_EXERCISE OBJECTIVE:_
Copy every line that holds "Level".

Entries from a visual dataset:

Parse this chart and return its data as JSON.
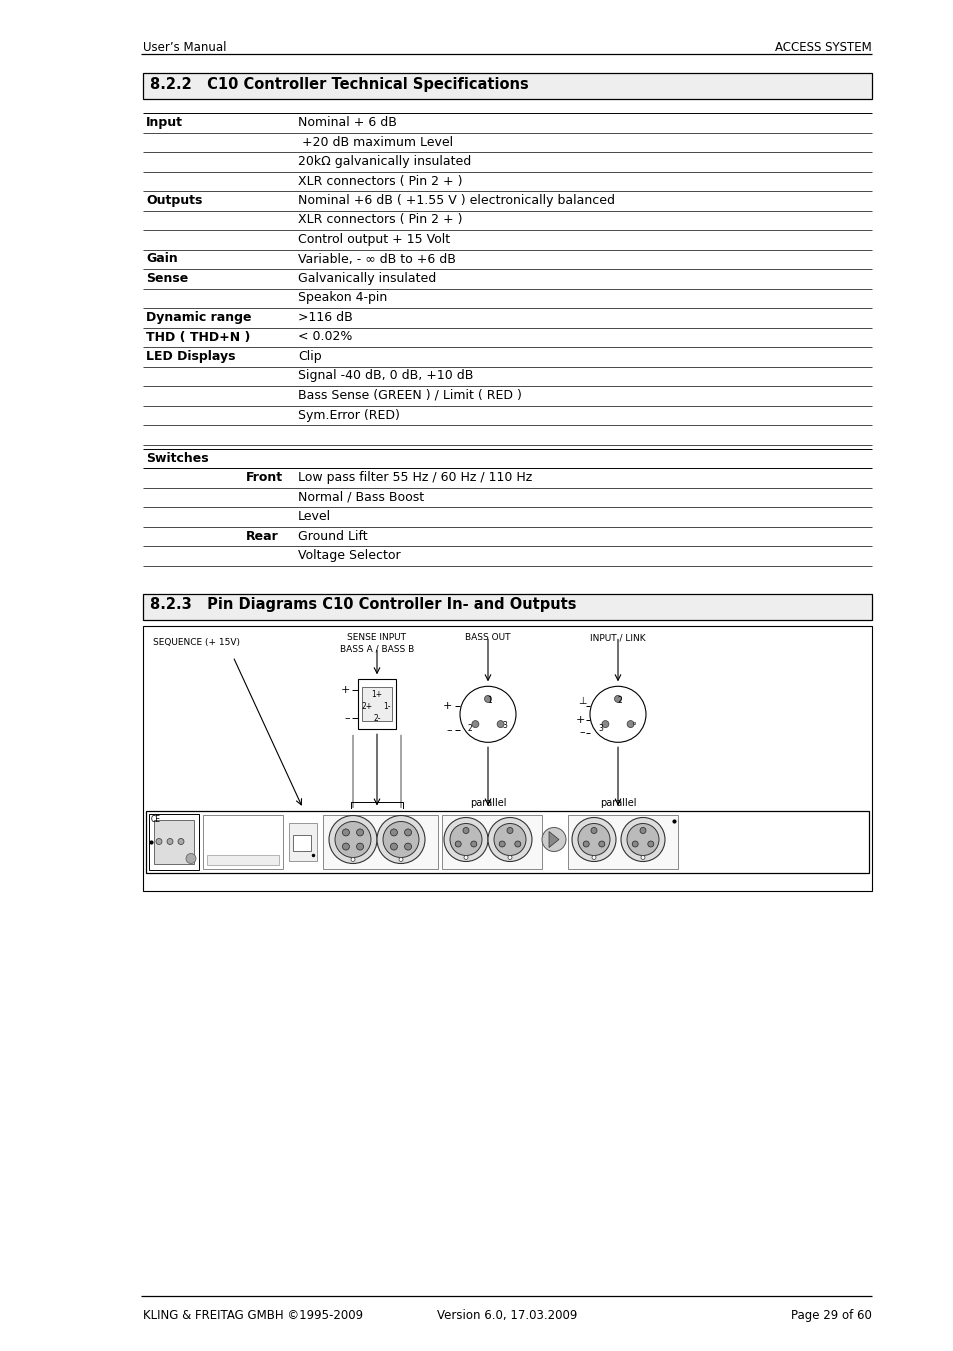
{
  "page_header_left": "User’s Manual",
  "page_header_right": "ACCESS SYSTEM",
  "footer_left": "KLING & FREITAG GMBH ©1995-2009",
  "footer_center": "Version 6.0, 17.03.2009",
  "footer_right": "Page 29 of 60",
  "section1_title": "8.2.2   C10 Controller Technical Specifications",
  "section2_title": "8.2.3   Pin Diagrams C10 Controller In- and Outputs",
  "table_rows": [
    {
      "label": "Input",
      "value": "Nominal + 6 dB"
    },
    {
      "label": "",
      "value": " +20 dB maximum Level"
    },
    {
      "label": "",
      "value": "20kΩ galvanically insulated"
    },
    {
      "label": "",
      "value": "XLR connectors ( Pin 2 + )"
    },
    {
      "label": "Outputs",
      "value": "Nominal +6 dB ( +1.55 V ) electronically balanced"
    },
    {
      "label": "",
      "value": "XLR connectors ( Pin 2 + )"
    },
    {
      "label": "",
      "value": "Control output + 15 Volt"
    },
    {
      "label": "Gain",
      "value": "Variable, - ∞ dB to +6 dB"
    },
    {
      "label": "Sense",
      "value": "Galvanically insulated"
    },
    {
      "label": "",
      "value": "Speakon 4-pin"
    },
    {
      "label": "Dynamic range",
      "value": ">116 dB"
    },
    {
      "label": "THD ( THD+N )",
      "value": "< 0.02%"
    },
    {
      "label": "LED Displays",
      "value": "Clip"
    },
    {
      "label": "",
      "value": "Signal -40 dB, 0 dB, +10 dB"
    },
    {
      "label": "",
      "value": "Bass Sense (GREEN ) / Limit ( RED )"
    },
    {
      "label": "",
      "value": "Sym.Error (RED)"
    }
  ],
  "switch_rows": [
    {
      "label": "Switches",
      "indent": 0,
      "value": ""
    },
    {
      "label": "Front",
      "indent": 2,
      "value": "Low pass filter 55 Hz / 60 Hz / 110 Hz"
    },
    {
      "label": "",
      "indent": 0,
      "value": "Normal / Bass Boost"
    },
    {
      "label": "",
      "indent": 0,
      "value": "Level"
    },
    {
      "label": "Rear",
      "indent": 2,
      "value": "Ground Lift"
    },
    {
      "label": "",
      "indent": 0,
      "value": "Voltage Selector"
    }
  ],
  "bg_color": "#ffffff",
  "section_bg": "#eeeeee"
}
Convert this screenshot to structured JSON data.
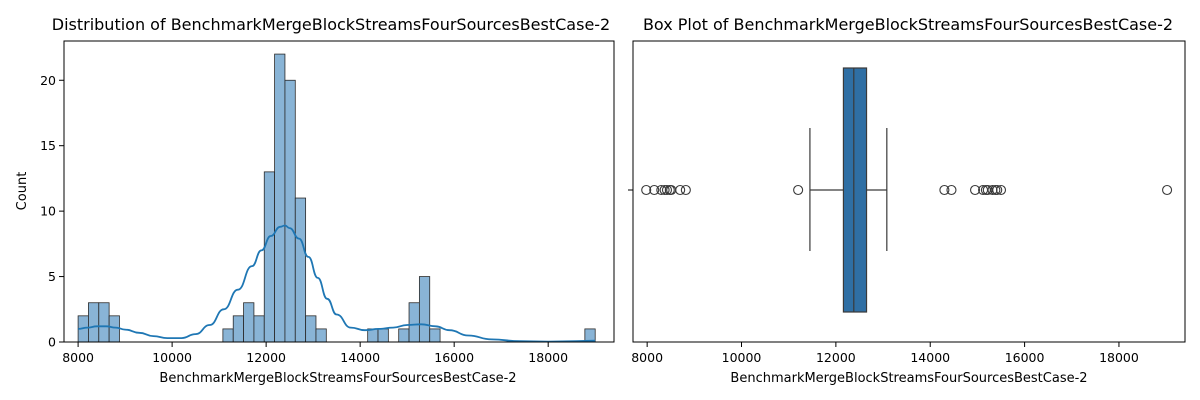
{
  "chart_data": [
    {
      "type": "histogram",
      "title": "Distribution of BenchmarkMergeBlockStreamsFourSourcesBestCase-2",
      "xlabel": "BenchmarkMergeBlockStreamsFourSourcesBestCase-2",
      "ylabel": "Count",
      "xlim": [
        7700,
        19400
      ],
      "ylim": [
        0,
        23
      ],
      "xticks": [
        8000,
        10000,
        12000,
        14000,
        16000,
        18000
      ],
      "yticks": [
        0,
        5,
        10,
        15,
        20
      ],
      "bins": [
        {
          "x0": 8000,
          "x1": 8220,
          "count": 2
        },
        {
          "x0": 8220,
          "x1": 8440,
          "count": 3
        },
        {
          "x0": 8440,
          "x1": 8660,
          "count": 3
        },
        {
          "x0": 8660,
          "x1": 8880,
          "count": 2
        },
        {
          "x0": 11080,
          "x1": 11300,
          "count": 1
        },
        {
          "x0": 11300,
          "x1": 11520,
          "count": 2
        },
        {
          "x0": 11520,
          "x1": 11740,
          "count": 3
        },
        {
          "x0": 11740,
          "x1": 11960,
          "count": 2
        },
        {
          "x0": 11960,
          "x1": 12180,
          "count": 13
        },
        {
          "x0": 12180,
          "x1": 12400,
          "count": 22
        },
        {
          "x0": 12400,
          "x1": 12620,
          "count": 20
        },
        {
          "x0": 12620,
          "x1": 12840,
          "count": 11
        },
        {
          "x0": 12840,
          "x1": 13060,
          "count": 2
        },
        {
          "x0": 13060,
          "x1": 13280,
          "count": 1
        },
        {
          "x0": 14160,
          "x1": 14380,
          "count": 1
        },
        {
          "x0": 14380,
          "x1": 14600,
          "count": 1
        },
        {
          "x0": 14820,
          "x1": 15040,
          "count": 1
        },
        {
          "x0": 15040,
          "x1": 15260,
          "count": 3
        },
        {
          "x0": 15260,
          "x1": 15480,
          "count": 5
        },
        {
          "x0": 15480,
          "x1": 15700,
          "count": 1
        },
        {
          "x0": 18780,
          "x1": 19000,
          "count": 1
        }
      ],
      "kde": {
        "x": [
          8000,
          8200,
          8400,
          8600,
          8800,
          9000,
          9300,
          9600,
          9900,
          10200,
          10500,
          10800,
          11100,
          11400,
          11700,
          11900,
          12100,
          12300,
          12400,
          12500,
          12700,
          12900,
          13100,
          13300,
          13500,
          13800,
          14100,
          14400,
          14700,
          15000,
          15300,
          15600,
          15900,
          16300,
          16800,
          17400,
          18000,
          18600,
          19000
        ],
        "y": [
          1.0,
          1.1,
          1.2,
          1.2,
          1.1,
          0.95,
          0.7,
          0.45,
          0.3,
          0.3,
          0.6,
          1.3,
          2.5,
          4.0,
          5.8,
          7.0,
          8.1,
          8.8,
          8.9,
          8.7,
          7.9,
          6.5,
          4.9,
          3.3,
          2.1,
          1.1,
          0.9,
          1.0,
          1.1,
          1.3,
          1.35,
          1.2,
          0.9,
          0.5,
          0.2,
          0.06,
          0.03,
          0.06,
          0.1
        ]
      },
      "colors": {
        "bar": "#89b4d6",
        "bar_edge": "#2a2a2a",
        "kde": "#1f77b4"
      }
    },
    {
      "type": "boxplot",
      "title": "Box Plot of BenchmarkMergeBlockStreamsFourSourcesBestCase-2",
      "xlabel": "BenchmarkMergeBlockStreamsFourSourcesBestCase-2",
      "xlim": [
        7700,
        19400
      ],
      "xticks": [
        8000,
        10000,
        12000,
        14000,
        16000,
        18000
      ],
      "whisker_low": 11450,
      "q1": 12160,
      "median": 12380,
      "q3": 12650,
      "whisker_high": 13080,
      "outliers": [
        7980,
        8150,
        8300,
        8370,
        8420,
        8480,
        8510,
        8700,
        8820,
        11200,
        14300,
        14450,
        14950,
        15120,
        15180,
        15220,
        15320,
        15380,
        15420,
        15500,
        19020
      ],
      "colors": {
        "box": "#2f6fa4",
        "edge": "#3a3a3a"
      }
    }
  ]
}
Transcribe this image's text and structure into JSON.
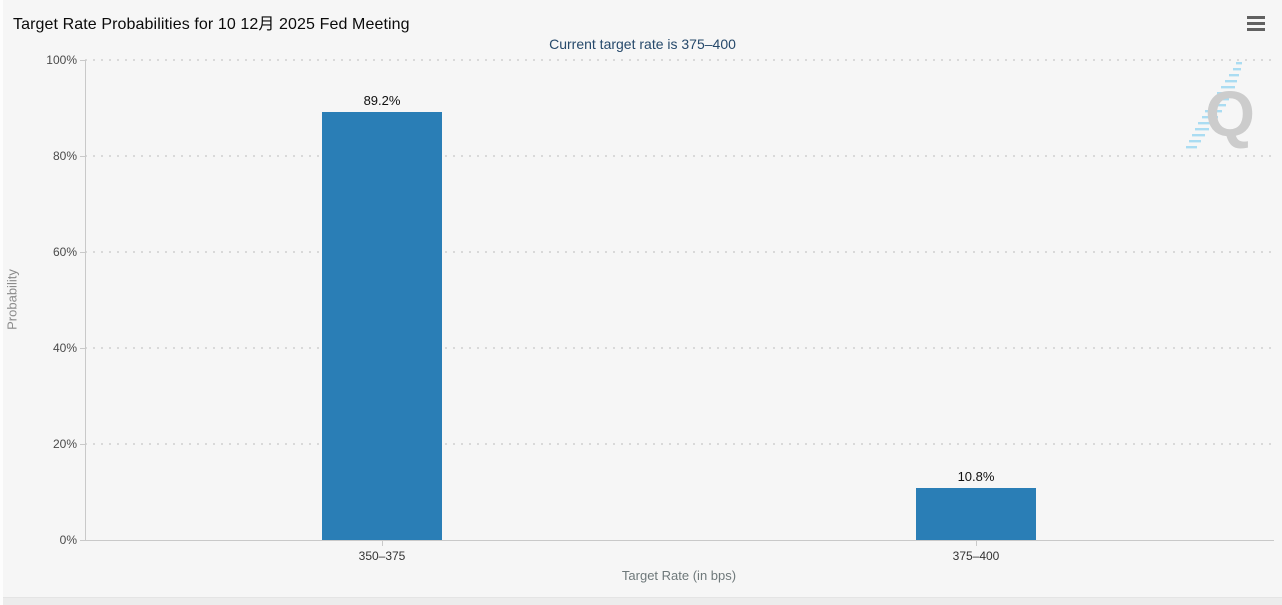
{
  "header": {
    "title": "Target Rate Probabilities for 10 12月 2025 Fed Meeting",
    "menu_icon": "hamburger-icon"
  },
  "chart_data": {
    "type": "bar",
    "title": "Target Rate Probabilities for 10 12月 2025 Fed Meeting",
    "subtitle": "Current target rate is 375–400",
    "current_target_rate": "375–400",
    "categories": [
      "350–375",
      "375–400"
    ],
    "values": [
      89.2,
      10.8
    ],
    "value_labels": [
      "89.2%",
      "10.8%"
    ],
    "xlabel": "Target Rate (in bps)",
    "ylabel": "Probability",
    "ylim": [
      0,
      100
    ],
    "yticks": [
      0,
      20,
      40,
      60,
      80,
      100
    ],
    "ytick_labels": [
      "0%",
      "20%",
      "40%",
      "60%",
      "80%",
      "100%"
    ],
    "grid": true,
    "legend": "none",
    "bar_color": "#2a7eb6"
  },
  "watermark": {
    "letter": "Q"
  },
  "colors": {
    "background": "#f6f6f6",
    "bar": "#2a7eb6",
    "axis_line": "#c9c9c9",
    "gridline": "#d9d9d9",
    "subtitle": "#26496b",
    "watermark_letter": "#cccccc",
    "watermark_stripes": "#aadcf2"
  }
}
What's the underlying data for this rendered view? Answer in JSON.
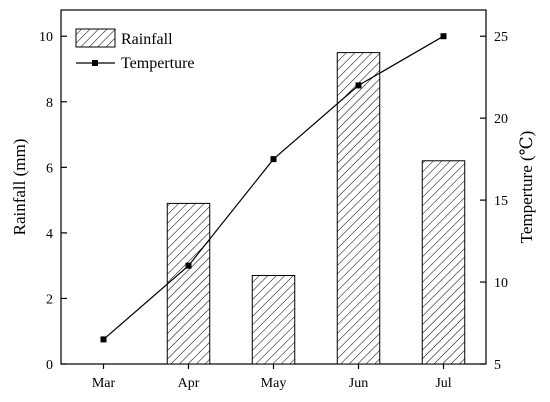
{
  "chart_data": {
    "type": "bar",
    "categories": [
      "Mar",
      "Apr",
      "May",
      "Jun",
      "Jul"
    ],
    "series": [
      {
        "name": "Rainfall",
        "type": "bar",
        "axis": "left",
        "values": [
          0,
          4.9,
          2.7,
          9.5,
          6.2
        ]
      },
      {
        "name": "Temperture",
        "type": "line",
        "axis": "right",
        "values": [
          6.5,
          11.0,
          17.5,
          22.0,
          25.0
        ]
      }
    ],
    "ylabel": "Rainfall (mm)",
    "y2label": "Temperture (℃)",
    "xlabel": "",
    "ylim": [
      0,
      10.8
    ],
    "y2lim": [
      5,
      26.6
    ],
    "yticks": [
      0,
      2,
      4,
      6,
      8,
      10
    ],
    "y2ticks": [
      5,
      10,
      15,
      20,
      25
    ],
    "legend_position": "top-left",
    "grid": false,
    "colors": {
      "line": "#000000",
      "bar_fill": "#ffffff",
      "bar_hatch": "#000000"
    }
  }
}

_COMPLETED TASK:_
      "value": " +20 dB maximum Level"
      "value": "Level"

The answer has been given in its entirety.